## REQUIREMENTS
Identify the lines that include the word "horas", then copy all of them.

## RECORDS PROVIDED
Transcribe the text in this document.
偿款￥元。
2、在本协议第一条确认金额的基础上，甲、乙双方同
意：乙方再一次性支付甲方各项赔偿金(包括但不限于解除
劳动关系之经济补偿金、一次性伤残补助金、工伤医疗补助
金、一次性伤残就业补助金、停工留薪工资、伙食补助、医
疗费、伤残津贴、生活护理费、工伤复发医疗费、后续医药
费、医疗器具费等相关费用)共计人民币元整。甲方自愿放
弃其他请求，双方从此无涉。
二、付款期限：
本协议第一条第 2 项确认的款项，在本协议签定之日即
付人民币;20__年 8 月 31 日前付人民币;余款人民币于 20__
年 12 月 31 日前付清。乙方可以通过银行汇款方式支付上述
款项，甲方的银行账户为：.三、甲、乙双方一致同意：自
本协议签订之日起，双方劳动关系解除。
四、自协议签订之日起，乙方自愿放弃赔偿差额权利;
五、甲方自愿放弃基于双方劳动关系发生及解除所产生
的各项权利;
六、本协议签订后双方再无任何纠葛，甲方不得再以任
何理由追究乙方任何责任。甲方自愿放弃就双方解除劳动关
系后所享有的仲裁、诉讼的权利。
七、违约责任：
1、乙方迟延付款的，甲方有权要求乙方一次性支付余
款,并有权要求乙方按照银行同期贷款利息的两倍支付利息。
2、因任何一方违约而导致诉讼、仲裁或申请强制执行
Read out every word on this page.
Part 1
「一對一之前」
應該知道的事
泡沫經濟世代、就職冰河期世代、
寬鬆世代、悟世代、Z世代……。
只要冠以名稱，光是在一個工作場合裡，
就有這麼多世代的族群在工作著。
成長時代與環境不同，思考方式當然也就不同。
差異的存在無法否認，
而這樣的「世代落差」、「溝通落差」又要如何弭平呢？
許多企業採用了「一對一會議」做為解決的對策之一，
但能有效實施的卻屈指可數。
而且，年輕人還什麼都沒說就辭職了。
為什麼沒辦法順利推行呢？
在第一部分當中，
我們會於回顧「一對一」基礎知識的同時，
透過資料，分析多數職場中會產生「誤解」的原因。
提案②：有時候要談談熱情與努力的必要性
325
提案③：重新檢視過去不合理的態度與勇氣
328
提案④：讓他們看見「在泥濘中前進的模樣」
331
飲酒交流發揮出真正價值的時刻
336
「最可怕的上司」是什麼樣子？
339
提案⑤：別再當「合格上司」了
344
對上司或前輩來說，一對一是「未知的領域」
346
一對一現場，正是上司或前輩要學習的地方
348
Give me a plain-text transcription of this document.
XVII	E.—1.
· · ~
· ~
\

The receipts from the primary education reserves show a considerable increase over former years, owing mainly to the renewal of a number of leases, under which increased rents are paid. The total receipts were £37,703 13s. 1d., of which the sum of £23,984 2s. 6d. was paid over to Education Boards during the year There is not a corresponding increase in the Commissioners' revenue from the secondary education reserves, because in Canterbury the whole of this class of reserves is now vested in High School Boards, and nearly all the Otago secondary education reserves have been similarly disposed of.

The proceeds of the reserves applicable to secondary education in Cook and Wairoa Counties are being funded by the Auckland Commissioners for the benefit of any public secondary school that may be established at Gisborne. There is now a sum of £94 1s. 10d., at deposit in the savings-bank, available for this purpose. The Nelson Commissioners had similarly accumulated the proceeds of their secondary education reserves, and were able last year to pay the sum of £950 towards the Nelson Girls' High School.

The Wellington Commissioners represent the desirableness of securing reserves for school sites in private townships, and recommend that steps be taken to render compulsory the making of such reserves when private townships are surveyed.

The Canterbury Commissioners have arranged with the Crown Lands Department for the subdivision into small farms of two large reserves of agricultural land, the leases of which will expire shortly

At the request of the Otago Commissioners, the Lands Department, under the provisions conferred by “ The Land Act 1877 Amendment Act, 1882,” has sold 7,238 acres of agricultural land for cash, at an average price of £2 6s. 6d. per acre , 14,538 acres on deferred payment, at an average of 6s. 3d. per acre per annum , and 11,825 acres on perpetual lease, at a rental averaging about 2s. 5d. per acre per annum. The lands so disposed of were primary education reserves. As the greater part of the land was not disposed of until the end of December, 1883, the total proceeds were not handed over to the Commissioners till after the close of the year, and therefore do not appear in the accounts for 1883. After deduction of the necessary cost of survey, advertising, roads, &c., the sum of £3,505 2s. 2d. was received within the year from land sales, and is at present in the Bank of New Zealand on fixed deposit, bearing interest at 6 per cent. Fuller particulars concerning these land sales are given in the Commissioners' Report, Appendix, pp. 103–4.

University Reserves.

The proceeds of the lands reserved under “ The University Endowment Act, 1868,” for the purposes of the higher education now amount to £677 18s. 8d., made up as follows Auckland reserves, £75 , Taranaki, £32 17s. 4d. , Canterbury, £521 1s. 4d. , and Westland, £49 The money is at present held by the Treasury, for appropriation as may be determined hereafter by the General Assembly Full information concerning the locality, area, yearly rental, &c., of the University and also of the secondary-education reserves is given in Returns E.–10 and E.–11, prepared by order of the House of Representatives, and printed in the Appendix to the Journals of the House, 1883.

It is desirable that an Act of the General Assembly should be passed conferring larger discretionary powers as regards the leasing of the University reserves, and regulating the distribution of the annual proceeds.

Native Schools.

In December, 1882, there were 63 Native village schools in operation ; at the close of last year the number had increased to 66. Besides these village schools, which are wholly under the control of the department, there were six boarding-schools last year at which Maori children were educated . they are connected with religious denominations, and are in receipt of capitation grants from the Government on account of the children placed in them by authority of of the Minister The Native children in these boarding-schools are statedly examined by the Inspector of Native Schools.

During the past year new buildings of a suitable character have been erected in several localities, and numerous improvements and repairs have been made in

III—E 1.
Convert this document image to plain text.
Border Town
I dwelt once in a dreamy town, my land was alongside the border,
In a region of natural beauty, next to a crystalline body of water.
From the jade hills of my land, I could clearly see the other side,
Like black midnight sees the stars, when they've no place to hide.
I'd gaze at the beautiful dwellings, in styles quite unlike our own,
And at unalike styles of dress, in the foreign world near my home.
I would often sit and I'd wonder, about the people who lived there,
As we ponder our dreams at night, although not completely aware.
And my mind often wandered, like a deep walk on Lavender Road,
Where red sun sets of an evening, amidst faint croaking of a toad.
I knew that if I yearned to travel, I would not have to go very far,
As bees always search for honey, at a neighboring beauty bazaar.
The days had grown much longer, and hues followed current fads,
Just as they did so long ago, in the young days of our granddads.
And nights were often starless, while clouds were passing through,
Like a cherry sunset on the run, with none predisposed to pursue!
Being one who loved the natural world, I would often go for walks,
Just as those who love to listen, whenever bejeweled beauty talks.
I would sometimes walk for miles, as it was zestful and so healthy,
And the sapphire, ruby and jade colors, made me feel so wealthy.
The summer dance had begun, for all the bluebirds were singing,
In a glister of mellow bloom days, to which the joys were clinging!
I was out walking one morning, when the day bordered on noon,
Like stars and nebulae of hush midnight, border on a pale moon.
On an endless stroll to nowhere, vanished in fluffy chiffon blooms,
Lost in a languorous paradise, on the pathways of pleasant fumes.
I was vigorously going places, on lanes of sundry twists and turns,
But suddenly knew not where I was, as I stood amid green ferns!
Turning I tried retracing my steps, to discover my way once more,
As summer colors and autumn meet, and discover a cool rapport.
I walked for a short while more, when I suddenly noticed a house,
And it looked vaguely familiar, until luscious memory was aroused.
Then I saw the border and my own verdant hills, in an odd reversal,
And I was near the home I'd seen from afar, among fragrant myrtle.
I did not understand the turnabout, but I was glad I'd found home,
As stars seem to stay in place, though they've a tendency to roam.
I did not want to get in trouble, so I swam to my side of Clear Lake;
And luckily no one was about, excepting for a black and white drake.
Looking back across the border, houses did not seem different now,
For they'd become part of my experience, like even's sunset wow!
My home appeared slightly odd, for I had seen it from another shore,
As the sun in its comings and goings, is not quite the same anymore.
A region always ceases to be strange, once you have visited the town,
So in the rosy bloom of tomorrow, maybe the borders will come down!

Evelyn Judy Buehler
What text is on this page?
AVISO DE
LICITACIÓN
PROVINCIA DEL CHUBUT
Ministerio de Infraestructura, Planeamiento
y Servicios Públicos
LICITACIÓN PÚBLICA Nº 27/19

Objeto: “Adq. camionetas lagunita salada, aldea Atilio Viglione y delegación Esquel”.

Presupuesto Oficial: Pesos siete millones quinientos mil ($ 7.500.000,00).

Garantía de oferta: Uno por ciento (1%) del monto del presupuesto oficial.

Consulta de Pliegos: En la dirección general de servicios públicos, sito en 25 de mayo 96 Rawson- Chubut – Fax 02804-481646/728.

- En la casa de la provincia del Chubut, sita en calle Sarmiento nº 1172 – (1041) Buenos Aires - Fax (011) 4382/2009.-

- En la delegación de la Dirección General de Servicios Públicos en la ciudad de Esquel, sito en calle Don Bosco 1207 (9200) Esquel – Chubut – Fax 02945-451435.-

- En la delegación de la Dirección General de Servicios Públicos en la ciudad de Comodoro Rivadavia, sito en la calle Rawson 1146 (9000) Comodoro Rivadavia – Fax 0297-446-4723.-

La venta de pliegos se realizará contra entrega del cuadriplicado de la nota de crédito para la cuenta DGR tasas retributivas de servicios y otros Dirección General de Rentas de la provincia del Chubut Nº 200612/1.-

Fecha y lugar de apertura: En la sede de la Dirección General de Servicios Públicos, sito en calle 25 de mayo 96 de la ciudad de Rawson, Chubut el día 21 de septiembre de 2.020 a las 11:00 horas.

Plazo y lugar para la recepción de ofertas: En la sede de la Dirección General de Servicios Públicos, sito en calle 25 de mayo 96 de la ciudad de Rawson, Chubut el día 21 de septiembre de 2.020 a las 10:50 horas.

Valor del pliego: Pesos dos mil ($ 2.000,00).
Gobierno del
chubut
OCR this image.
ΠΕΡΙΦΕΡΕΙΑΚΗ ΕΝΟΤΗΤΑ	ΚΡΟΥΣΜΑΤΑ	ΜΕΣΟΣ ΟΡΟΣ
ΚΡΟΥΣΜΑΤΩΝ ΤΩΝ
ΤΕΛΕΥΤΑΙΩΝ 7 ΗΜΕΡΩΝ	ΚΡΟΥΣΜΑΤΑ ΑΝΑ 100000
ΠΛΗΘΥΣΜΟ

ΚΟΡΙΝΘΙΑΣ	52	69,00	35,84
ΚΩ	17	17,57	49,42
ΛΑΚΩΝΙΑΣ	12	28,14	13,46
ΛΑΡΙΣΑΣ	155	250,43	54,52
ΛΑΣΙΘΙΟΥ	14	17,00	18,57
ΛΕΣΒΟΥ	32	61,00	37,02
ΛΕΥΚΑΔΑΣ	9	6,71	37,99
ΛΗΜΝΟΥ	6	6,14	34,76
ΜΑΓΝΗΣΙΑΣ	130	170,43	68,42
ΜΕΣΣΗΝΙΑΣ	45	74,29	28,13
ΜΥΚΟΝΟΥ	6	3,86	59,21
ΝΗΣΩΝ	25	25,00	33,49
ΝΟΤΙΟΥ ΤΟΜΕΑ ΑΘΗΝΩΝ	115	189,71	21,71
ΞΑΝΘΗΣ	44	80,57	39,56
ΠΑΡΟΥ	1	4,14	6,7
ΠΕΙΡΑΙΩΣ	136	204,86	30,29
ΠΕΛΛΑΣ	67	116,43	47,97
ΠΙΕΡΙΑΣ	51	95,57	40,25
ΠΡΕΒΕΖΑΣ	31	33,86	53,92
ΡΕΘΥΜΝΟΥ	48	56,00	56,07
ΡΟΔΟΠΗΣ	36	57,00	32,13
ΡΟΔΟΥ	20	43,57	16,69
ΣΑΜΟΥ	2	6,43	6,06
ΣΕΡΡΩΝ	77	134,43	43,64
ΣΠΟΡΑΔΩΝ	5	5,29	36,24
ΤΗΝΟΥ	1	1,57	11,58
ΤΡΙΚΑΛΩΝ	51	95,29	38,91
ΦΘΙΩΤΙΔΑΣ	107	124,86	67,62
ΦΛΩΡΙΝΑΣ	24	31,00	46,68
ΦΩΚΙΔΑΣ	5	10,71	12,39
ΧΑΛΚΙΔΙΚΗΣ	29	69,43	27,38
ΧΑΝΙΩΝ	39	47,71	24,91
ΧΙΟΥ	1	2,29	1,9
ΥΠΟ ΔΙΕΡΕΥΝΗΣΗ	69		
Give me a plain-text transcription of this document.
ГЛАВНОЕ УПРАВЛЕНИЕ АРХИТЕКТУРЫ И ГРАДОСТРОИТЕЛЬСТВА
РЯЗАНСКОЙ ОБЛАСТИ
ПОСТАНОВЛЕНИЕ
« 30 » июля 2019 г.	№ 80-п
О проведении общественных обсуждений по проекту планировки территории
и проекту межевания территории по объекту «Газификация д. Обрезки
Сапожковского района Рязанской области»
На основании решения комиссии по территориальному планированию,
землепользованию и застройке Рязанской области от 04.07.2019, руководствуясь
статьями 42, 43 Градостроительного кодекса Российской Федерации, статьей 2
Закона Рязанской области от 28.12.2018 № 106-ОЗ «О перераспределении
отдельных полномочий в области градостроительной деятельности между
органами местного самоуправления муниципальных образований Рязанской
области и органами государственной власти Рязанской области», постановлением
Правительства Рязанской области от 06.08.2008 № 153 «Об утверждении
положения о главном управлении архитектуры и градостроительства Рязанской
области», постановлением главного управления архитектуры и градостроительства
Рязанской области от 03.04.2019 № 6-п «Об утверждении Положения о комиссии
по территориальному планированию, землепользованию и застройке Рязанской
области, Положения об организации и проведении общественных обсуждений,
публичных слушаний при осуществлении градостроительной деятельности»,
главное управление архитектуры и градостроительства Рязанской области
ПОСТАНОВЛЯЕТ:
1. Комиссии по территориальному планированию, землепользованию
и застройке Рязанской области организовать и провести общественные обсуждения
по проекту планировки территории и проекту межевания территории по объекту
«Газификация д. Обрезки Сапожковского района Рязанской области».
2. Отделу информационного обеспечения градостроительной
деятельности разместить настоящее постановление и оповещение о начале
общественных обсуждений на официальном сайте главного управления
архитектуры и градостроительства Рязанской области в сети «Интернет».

## RESPONSE FOR THIS EXERCISE
Fecha y lugar de apertura: En la sede de la Dirección General de Servicios Públicos, sito en calle 25 de mayo 96 de la ciudad de Rawson, Chubut el día 21 de septiembre de 2.020 a las 11:00 horas.
Plazo y lugar para la recepción de ofertas: En la sede de la Dirección General de Servicios Públicos, sito en calle 25 de mayo 96 de la ciudad de Rawson, Chubut el día 21 de septiembre de 2.020 a las 10:50 horas.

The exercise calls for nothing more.